Data listing
┌────────
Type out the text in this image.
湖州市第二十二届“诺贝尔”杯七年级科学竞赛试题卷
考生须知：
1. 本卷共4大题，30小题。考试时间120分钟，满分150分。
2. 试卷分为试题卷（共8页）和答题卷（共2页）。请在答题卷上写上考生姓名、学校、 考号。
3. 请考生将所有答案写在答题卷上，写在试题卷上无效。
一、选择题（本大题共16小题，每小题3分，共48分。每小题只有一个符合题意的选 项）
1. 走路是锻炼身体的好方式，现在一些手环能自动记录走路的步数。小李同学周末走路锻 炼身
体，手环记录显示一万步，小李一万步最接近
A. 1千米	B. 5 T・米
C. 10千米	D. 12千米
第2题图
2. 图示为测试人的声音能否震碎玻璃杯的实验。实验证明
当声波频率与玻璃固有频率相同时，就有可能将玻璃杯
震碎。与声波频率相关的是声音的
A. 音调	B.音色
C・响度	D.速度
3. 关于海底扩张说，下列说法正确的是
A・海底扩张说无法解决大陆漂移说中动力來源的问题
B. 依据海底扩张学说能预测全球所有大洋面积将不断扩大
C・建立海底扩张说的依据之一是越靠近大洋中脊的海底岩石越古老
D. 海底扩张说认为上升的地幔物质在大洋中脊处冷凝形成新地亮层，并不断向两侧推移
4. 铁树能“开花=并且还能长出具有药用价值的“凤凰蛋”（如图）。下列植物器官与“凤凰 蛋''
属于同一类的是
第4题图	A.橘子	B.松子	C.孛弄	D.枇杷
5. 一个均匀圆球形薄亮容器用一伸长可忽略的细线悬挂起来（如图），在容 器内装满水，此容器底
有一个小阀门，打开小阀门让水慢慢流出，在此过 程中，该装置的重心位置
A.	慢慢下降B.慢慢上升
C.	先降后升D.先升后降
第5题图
└────────
§ **Objective**
Write every entry out again exactly.

§ **Answer to the problem**
Type out the text in this image.
湖州市第二十二届“诺贝尔”杯七年级科学竞赛试题卷
考生须知：
1. 本卷共4大题，30小题。考试时间120分钟，满分150分。
2. 试卷分为试题卷（共8页）和答题卷（共2页）。请在答题卷上写上考生姓名、学校、 考号。
3. 请考生将所有答案写在答题卷上，写在试题卷上无效。
一、选择题（本大题共16小题，每小题3分，共48分。每小题只有一个符合题意的选 项）
1. 走路是锻炼身体的好方式，现在一些手环能自动记录走路的步数。小李同学周末走路锻 炼身
体，手环记录显示一万步，小李一万步最接近
A. 1千米	B. 5 T・米
C. 10千米	D. 12千米
第2题图
2. 图示为测试人的声音能否震碎玻璃杯的实验。实验证明
当声波频率与玻璃固有频率相同时，就有可能将玻璃杯
震碎。与声波频率相关的是声音的
A. 音调	B.音色
C・响度	D.速度
3. 关于海底扩张说，下列说法正确的是
A・海底扩张说无法解决大陆漂移说中动力來源的问题
B. 依据海底扩张学说能预测全球所有大洋面积将不断扩大
C・建立海底扩张说的依据之一是越靠近大洋中脊的海底岩石越古老
D. 海底扩张说认为上升的地幔物质在大洋中脊处冷凝形成新地亮层，并不断向两侧推移
4. 铁树能“开花=并且还能长出具有药用价值的“凤凰蛋”（如图）。下列植物器官与“凤凰 蛋''
属于同一类的是
第4题图	A.橘子	B.松子	C.孛弄	D.枇杷
5. 一个均匀圆球形薄亮容器用一伸长可忽略的细线悬挂起来（如图），在容 器内装满水，此容器底
有一个小阀门，打开小阀门让水慢慢流出，在此过 程中，该装置的重心位置
A.	慢慢下降B.慢慢上升
C.	先降后升D.先升后降
第5题图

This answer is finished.